→ **Passage**:
** BEGIN **
Re: recommenditembased returns 0 records from last map-reduce job

Posted by Pat Ferrel <pa...@gmail.com>.

I think I did explain below. Your IDs must be in the range from 0 to the number of rows - 1 and the same for item IDs. This is done by taking your application specific IDs and mapping them to sequential non-negative Integers. You need to maintain a mapping to/from Mahout IDs somewhere in your own code.

For example imagine input of the form
-92, abc, 1.0
75000x, jkl, 2.0

Your first user ID is -92, give it Mahout ID = 0. For your next user ID 75000x give it Mahout ID = 1
Your first item ID is abc, give it Mahout ID = 0. For your next item ID jkl give it Mahout ID = 1
keep doing this the first time you see a unique id from your input. A Map will do this for you.

And so on. Then the input to Mahout would be:
0,0,1.0
1,1,2.0

The output will have Mahout IDs too so you need to map recommendations for Mahout User ID 0 back to your User ID of -92, and the same for all item IDs.


On Jul 25, 2014, at 11:55 AM, Serega Sheypak <se...@gmail.com> wrote:

I'm preparing data using apache hive: user_id:long, item_it:long,
preference[1.0, 2.0]
I don't understand "For most Mahout jobs you have to prepare you data to
have Mahout IDs". What is "Mahout IDs"? I try to follow mahout site docs, I
didn't find there something related to mahout ids.
Please explain.


2014-07-25 22:39 GMT+04:00 Pat Ferrel <pa...@gmail.com>:

> Sorry I haven’t read this thread carefully but it looks like you may be
> using the wrong IDs.
** END **
→ **Instruction 1**: Reproduce the Mahout ID thread between "I'm preparing data" and "Please explain.", inclusive.
The Mahout ID thread above and the rows below are unrelated material.

→ **Records shown**:
** BEGIN **
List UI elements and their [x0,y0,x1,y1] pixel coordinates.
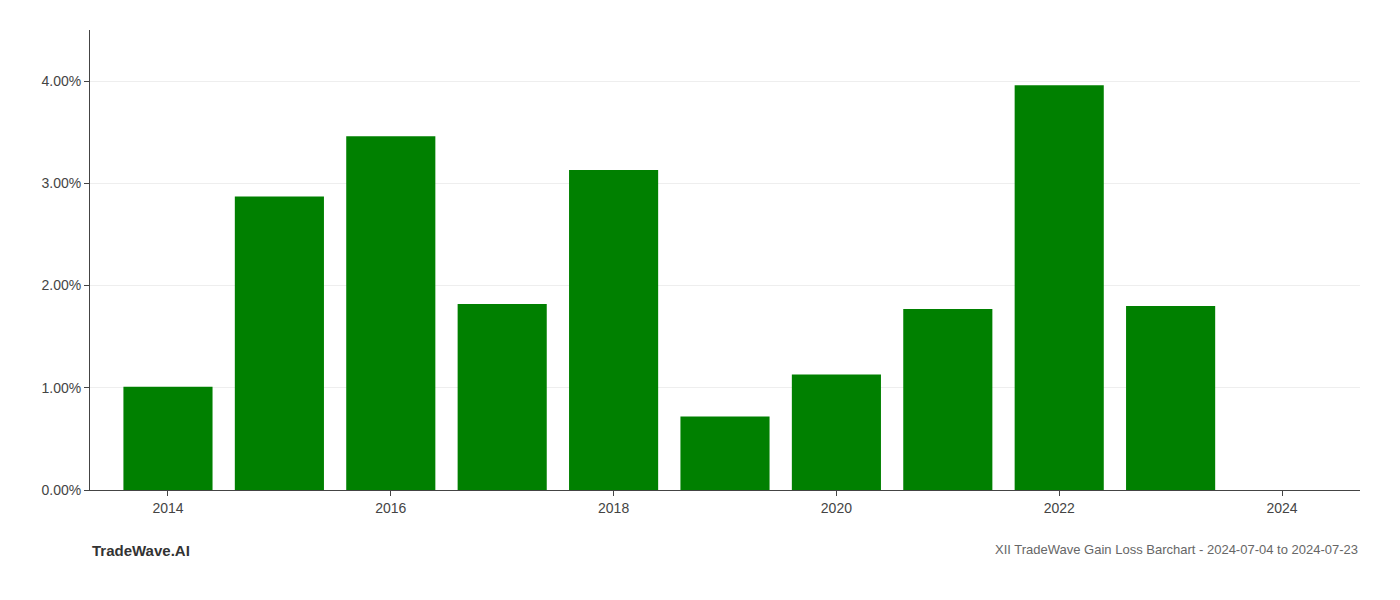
svg-text:TradeWave.AI: TradeWave.AI [92,542,190,559]
svg-text:1.00%: 1.00% [41,380,81,396]
svg-text:2014: 2014 [152,500,183,516]
svg-text:2018: 2018 [598,500,629,516]
svg-text:3.00%: 3.00% [41,175,81,191]
svg-text:2022: 2022 [1044,500,1075,516]
svg-text:2020: 2020 [821,500,852,516]
svg-text:4.00%: 4.00% [41,73,81,89]
svg-text:2016: 2016 [375,500,406,516]
svg-text:2024: 2024 [1266,500,1297,516]
svg-text:XII TradeWave Gain Loss Barcha: XII TradeWave Gain Loss Barchart - 2024-… [995,542,1358,557]
svg-text:0.00%: 0.00% [41,482,81,498]
svg-text:2.00%: 2.00% [41,277,81,293]
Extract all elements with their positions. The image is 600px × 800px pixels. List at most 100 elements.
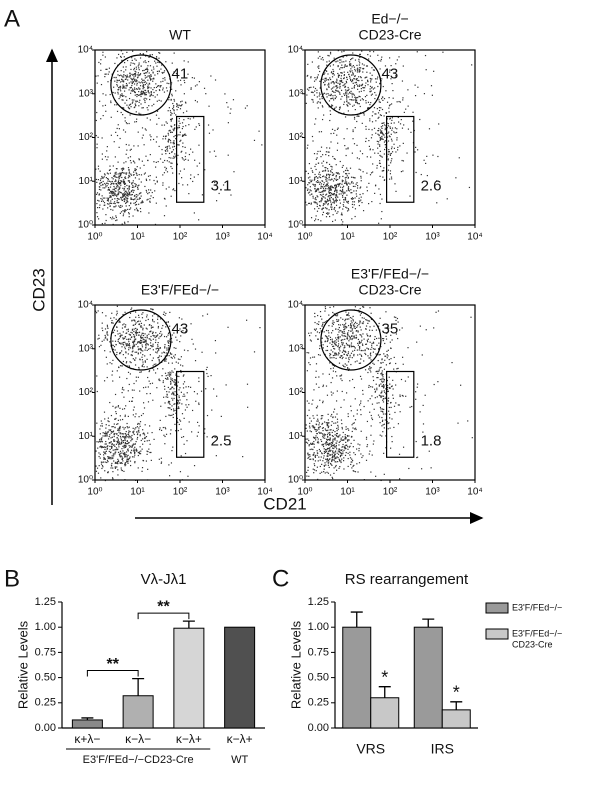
event-dot: [107, 334, 109, 336]
event-dot: [328, 444, 330, 446]
event-dot: [338, 331, 340, 333]
event-dot: [331, 325, 333, 327]
event-dot: [153, 161, 155, 163]
event-dot: [345, 327, 347, 329]
event-dot: [131, 400, 133, 402]
event-dot: [114, 80, 116, 82]
event-dot: [330, 201, 332, 203]
y-tick-label: 10²: [79, 387, 94, 398]
event-dot: [121, 95, 124, 97]
event-dot: [356, 448, 358, 450]
event-dot: [322, 78, 324, 80]
event-dot: [174, 368, 176, 370]
event-dot: [121, 196, 123, 198]
event-dot: [132, 340, 134, 342]
event-dot: [339, 455, 342, 458]
event-dot: [343, 468, 345, 470]
event-dot: [171, 380, 173, 382]
event-dot: [331, 476, 333, 478]
event-dot: [334, 206, 336, 209]
event-dot: [327, 338, 329, 340]
event-dot: [325, 154, 327, 156]
event-dot: [345, 65, 347, 67]
event-dot: [105, 336, 107, 338]
event-dot: [194, 360, 197, 362]
event-dot: [386, 357, 388, 359]
event-dot: [149, 79, 152, 81]
event-dot: [145, 435, 148, 438]
event-dot: [123, 107, 125, 109]
event-dot: [146, 68, 148, 70]
event-dot: [137, 376, 139, 378]
event-dot: [171, 386, 174, 388]
event-dot: [359, 444, 361, 446]
event-dot: [328, 438, 330, 441]
event-dot: [147, 343, 149, 345]
event-dot: [121, 99, 123, 101]
event-dot: [352, 331, 354, 333]
event-dot: [312, 195, 314, 197]
event-dot: [125, 66, 127, 68]
event-dot: [321, 318, 323, 320]
event-dot: [153, 68, 155, 70]
event-dot: [333, 444, 335, 446]
event-dot: [131, 198, 133, 200]
event-dot: [409, 195, 411, 197]
event-dot: [102, 51, 104, 53]
event-dot: [176, 163, 178, 166]
event-dot: [321, 197, 323, 199]
event-dot: [171, 95, 173, 97]
event-dot: [129, 156, 132, 158]
event-dot: [329, 353, 331, 355]
event-dot: [214, 339, 217, 342]
event-dot: [115, 318, 117, 320]
event-dot: [342, 332, 344, 334]
event-dot: [114, 445, 116, 447]
event-dot: [141, 336, 143, 339]
event-dot: [140, 337, 142, 339]
event-dot: [344, 86, 347, 88]
event-dot: [173, 394, 175, 396]
event-dot: [371, 386, 374, 388]
event-dot: [102, 208, 104, 210]
event-dot: [174, 384, 176, 386]
event-dot: [162, 80, 164, 82]
event-dot: [104, 337, 106, 339]
event-dot: [309, 458, 311, 460]
event-dot: [308, 425, 311, 427]
event-dot: [124, 199, 126, 201]
event-dot: [316, 77, 318, 79]
event-dot: [309, 455, 311, 457]
event-dot: [121, 448, 123, 450]
event-dot: [340, 66, 342, 69]
event-dot: [120, 442, 123, 444]
event-dot: [180, 105, 183, 107]
event-dot: [113, 433, 115, 435]
event-dot: [150, 335, 152, 338]
event-dot: [331, 128, 334, 130]
event-dot: [141, 78, 143, 80]
event-dot: [121, 334, 123, 336]
event-dot: [141, 340, 143, 342]
event-dot: [374, 97, 376, 100]
event-dot: [310, 217, 313, 219]
event-dot: [103, 456, 105, 459]
event-dot: [333, 132, 335, 134]
event-dot: [108, 169, 111, 172]
event-dot: [396, 137, 398, 139]
event-dot: [348, 446, 351, 448]
event-dot: [147, 86, 149, 88]
event-dot: [124, 437, 126, 439]
event-dot: [355, 79, 357, 81]
event-dot: [201, 351, 203, 353]
event-dot: [96, 181, 98, 184]
event-dot: [323, 170, 325, 172]
event-dot: [133, 337, 136, 339]
event-dot: [101, 312, 104, 314]
event-dot: [326, 458, 328, 461]
event-dot: [171, 62, 173, 64]
event-dot: [174, 127, 176, 129]
event-dot: [107, 197, 110, 199]
event-dot: [173, 357, 176, 359]
event-dot: [361, 84, 363, 86]
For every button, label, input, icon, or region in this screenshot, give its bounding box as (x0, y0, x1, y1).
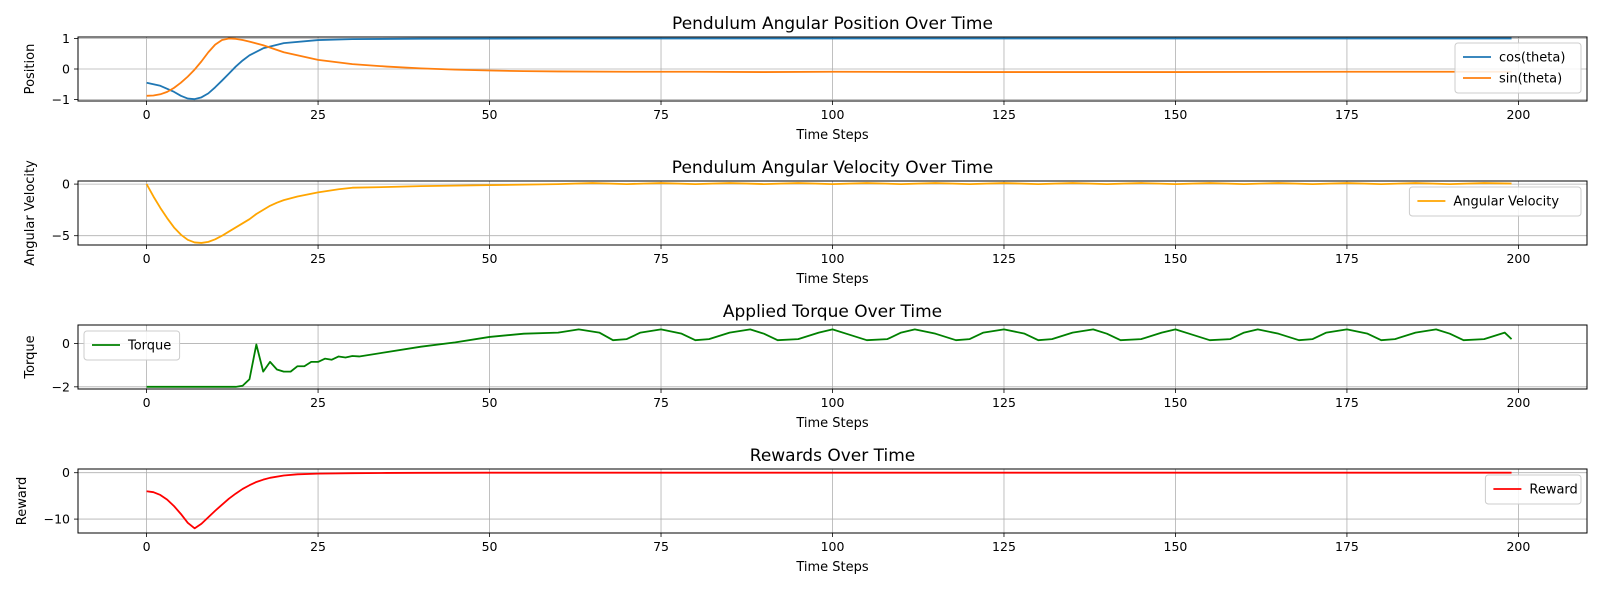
** END **
→ **Instruction 2**: Gather every line of the rows above that contains the string "elements", matching case.

→ **Finished answer 1**:
I'm preparing data using apache hive: user_id:long, item_it:long,
preference[1.0, 2.0]
I don't understand "For most Mahout jobs you have to prepare you data to
have Mahout IDs". What is "Mahout IDs"? I try to follow mahout site docs, I
didn't find there something related to mahout ids.
Please explain.

→ **Finished answer 2**:
List UI elements and their [x0,y0,x1,y1] pixel coordinates.
Extract all elements with their positions. The image is 600px × 800px pixels. List at most 100 elements.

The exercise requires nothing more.